■ EXERCISE MATERIAL

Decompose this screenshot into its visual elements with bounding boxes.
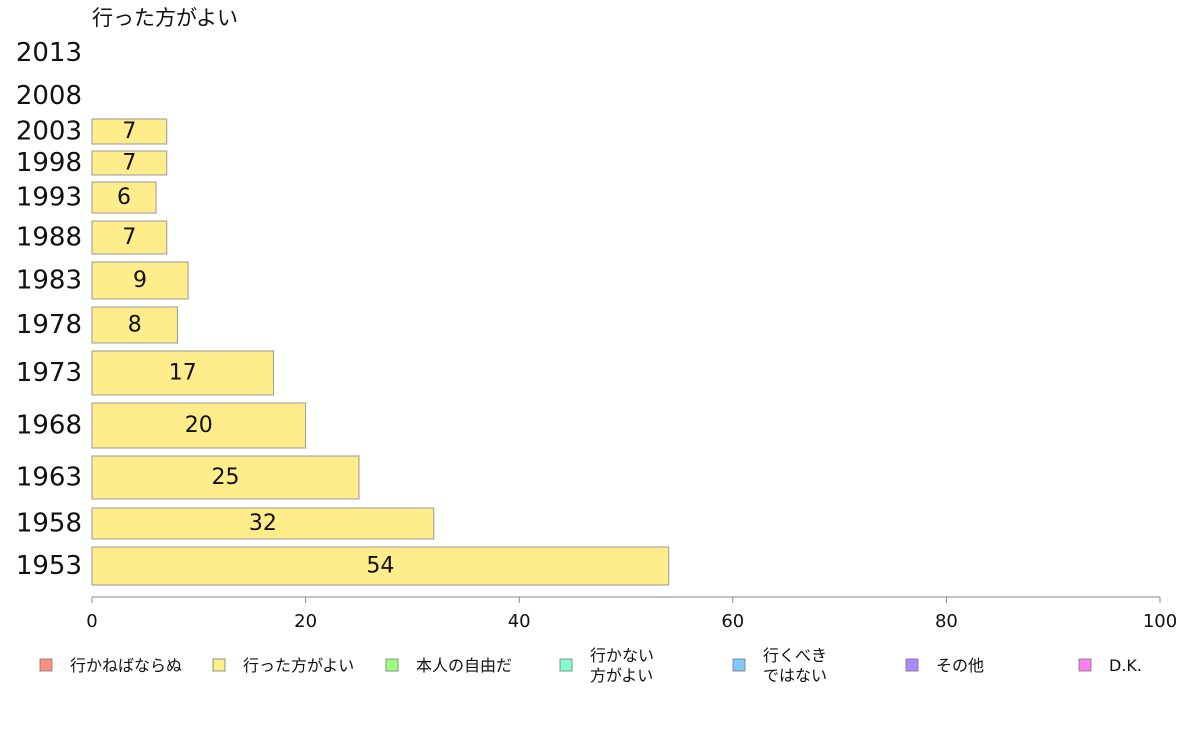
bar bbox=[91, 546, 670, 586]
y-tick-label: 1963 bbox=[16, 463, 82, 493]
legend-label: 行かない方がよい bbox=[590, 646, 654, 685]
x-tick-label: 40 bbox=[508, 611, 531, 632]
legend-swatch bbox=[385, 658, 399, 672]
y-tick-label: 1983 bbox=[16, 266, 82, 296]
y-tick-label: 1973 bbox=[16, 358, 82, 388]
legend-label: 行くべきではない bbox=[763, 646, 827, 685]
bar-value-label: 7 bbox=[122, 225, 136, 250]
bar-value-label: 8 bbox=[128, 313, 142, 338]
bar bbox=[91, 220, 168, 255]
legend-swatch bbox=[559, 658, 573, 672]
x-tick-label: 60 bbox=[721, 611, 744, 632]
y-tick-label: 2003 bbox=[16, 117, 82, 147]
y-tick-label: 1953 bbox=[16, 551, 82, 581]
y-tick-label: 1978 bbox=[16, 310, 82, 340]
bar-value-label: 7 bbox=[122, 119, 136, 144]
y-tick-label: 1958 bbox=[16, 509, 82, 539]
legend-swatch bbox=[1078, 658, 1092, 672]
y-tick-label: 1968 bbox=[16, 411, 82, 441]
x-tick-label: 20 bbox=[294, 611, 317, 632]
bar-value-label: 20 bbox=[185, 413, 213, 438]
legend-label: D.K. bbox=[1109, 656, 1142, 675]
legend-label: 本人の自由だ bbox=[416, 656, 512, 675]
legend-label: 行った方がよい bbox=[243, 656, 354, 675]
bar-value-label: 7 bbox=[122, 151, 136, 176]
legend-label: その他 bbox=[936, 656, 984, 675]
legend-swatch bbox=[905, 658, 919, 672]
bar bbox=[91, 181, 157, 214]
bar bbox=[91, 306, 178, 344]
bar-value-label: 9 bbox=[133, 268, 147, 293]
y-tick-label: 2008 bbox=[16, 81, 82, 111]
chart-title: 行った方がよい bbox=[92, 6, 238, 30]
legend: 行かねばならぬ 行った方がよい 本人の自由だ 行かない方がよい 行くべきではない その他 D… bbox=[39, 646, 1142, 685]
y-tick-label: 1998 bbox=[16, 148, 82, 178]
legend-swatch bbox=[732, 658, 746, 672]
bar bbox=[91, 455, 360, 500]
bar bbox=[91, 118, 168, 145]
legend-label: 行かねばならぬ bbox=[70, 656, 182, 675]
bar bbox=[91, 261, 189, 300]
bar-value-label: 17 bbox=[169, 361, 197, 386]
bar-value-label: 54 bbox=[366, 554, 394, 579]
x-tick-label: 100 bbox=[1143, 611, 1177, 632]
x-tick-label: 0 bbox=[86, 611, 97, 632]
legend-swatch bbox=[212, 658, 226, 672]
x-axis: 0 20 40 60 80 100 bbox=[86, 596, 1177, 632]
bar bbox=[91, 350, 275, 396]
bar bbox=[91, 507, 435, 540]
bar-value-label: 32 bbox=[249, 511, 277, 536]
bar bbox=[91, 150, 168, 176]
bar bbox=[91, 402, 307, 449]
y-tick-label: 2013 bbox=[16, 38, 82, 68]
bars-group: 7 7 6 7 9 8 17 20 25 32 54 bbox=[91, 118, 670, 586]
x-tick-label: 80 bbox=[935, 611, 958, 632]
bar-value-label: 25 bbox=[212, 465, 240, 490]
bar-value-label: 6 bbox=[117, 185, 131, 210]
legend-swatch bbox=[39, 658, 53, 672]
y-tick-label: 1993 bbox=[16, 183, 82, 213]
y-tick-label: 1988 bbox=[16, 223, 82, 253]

■ WHAT NEEDS TO BE DONE
Could you reproduce every one of the records above line for line, without changing anything, but omitting the pictures?

■ FULL RESPONSE
Decompose this screenshot into its visual elements with bounding boxes.
bar bbox=[91, 546, 670, 586]
y-tick-label: 1963 bbox=[16, 463, 82, 493]
legend-label: 行かない方がよい bbox=[590, 646, 654, 685]
x-tick-label: 40 bbox=[508, 611, 531, 632]
legend-swatch bbox=[385, 658, 399, 672]
y-tick-label: 1983 bbox=[16, 266, 82, 296]
y-tick-label: 1973 bbox=[16, 358, 82, 388]
legend-label: 行くべきではない bbox=[763, 646, 827, 685]
bar-value-label: 7 bbox=[122, 225, 136, 250]
bar-value-label: 8 bbox=[128, 313, 142, 338]
bar bbox=[91, 220, 168, 255]
legend-swatch bbox=[559, 658, 573, 672]
x-tick-label: 60 bbox=[721, 611, 744, 632]
y-tick-label: 2003 bbox=[16, 117, 82, 147]
y-tick-label: 1953 bbox=[16, 551, 82, 581]
y-tick-label: 1978 bbox=[16, 310, 82, 340]
bar-value-label: 7 bbox=[122, 119, 136, 144]
y-tick-label: 1958 bbox=[16, 509, 82, 539]
legend-swatch bbox=[1078, 658, 1092, 672]
y-tick-label: 1968 bbox=[16, 411, 82, 441]
x-tick-label: 20 bbox=[294, 611, 317, 632]
bar-value-label: 20 bbox=[185, 413, 213, 438]
legend-label: D.K. bbox=[1109, 656, 1142, 675]
legend-label: 本人の自由だ bbox=[416, 656, 512, 675]
legend-label: 行った方がよい bbox=[243, 656, 354, 675]
bar-value-label: 7 bbox=[122, 151, 136, 176]
legend-label: その他 bbox=[936, 656, 984, 675]
legend-swatch bbox=[905, 658, 919, 672]
bar bbox=[91, 181, 157, 214]
bar bbox=[91, 306, 178, 344]
bar-value-label: 9 bbox=[133, 268, 147, 293]
y-tick-label: 2008 bbox=[16, 81, 82, 111]
chart-title: 行った方がよい bbox=[92, 6, 238, 30]
legend: 行かねばならぬ 行った方がよい 本人の自由だ 行かない方がよい 行くべきではない その他 D… bbox=[39, 646, 1142, 685]
y-tick-label: 1998 bbox=[16, 148, 82, 178]
legend-swatch bbox=[732, 658, 746, 672]
bar bbox=[91, 455, 360, 500]
bar bbox=[91, 118, 168, 145]
legend-label: 行かねばならぬ bbox=[70, 656, 182, 675]
bar bbox=[91, 261, 189, 300]
bar-value-label: 17 bbox=[169, 361, 197, 386]
bar-value-label: 54 bbox=[366, 554, 394, 579]
x-tick-label: 100 bbox=[1143, 611, 1177, 632]
x-tick-label: 0 bbox=[86, 611, 97, 632]
legend-swatch bbox=[212, 658, 226, 672]
x-axis: 0 20 40 60 80 100 bbox=[86, 596, 1177, 632]
bar bbox=[91, 350, 275, 396]
bar bbox=[91, 507, 435, 540]
bar-value-label: 32 bbox=[249, 511, 277, 536]
bar bbox=[91, 150, 168, 176]
bar bbox=[91, 402, 307, 449]
y-tick-label: 2013 bbox=[16, 38, 82, 68]
bars-group: 7 7 6 7 9 8 17 20 25 32 54 bbox=[91, 118, 670, 586]
x-tick-label: 80 bbox=[935, 611, 958, 632]
bar-value-label: 25 bbox=[212, 465, 240, 490]
bar-value-label: 6 bbox=[117, 185, 131, 210]
legend-swatch bbox=[39, 658, 53, 672]
y-tick-label: 1993 bbox=[16, 183, 82, 213]
y-tick-label: 1988 bbox=[16, 223, 82, 253]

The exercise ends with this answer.